> [Exercise instructions] Continue the automotive news passage below, about Polestar's plan for U.S. production, from its last sentence.

Germany has moved with less haste than its European Union peers in the shift to electrification, fighting the 2035 ban on new internal-combustion cars and holding onto the promise of synthetic fuels as a viable alternative. It still needs to prepare at some level for the inevitability, though.

5th Gear: A Polestar of Our Own

The Polestar 3 is an electric SUV built for Americans, and, eventually, it will be built by Americans. This is something Polestar has teased itself, most recently around the 3’s reveal last week. But Automotive News has more details on the company’s plan for U.S. production:

The Ridgeville [South Carolina] operation, which opened four years ago and is still underutilized, currently builds just one vehicle — the low-volume Volvo S60 sedan. Late next year, it will begin assembling the EX90 large crossover, AutoForecast said.

Supplying most of the world from a single factory will improve the economies of scale, AutoForecast Solutions Vice President Sam Fiorani said.

“Volvo needs to raise output above 80 percent of capacity in Charleston to make production profitable,” Fiorani said. “The addition of the Volvo EX90 alone won’t get it there.”

U.S. sourcing will give Polestar a competitive geopolitical advantage. By producing the crossover in America, Polestar will avoid a roughly 25 percent China import tariff, which would have tipped its starting price above $100,000.

Domestic production also makes for more manageable logistics.

> [Information given]

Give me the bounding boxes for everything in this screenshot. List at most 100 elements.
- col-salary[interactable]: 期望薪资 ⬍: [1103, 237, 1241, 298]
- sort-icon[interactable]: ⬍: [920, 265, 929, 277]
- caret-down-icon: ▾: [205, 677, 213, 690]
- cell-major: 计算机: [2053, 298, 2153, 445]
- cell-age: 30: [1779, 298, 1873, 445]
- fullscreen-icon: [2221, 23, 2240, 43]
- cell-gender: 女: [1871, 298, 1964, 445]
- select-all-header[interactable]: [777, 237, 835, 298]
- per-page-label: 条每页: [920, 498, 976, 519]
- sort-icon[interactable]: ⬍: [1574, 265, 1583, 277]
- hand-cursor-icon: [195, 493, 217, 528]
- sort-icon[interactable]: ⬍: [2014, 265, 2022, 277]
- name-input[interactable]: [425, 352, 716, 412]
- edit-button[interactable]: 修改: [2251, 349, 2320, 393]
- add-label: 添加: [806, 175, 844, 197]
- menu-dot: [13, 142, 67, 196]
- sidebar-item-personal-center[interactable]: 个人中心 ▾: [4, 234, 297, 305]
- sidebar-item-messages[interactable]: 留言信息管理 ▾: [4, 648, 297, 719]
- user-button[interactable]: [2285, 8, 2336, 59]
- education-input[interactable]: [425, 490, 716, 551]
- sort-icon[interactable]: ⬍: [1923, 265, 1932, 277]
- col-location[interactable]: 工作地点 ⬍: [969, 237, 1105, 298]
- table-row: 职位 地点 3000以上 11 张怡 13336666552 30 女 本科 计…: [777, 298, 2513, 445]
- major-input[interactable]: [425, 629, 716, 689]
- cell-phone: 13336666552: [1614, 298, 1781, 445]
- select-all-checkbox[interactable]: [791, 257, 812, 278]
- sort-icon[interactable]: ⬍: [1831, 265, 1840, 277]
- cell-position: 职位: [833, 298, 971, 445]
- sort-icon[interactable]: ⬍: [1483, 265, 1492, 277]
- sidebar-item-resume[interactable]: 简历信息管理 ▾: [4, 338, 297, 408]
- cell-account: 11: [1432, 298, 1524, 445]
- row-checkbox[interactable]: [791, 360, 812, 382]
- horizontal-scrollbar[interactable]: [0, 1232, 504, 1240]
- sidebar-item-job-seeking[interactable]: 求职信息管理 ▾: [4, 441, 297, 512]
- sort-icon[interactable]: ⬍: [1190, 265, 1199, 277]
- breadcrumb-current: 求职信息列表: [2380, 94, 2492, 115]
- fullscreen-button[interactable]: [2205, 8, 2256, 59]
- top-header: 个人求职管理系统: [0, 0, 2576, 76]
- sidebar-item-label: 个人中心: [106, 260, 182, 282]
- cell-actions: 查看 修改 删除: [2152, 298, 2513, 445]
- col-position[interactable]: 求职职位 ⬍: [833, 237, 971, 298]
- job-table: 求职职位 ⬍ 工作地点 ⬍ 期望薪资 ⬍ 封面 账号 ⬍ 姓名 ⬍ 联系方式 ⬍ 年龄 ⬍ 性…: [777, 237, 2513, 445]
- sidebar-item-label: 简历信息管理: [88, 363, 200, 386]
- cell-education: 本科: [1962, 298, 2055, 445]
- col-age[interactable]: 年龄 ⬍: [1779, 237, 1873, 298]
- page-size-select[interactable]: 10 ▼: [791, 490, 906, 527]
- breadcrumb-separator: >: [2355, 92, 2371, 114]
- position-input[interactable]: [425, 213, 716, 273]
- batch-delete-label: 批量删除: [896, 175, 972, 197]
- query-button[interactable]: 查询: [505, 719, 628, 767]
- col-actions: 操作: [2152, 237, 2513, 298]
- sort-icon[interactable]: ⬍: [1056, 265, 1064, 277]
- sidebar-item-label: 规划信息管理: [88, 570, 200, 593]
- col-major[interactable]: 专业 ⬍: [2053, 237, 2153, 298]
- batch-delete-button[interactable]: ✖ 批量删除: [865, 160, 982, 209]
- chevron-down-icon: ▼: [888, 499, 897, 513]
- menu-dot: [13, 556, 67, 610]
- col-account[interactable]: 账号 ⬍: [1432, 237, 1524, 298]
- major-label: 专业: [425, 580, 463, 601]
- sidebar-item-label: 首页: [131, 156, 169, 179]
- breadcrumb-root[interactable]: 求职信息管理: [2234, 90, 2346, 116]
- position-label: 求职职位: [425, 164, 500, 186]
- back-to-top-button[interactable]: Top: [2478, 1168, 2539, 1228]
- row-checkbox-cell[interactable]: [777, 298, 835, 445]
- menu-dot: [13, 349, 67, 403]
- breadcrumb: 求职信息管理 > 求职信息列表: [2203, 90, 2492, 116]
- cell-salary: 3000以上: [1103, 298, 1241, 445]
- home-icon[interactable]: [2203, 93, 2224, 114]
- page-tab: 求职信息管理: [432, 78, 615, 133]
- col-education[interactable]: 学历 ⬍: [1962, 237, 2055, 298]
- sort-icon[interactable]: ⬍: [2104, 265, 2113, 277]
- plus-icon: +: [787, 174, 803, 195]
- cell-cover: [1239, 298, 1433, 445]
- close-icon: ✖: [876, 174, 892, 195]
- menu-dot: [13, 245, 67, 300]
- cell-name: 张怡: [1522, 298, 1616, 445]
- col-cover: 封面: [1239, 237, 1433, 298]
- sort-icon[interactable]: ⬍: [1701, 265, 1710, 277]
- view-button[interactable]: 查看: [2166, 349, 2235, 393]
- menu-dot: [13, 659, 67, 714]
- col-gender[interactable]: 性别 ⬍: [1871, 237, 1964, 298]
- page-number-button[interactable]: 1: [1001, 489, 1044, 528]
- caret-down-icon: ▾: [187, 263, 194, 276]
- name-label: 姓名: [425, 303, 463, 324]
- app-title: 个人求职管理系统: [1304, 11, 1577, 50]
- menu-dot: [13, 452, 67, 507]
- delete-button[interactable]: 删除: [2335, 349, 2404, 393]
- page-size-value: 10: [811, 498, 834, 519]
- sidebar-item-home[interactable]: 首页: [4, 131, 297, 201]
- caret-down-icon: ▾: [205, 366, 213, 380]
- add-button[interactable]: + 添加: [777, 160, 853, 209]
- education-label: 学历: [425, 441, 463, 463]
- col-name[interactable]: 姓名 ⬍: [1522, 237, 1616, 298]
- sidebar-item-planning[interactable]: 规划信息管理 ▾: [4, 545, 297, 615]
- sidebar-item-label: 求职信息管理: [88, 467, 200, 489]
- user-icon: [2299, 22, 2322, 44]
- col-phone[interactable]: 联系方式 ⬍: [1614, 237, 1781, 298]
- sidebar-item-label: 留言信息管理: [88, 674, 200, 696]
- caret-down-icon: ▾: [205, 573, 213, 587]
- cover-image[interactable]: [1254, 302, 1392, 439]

> [Result below]
The U.S. will be the midsize Polestar 3’s largest market, accounting for a third of its sales. Midsize premium crossovers were the largest premium crossover segment in the U.S. for the first nine months of this year, with nearly 100,000 more sales than compact premium crossovers, according to the Automotive News Research & Data Center.

I haven’t seen a ton of Polestar 2s on the road in my neck of the woods, and I think that may change once the 3 enters production.

Reverse: Would You Buy a Used Car From Him?

Neutral: I’ve Been Living Under a Rock

Yesterday, while watching the Yankees delay my disappointment until an indeterminate time later this or next week when the Astros inevitably beat them, I learned (via a star-studded TV spot with Jon Hamm as Santa Claus and Ellie Kemper as an elf, no less) that the World Cup is happening in November — of this year! The one month Americans give a shit about soccer, weirdly in the middle of the holidays — I don’t know if I’m ready. Are you?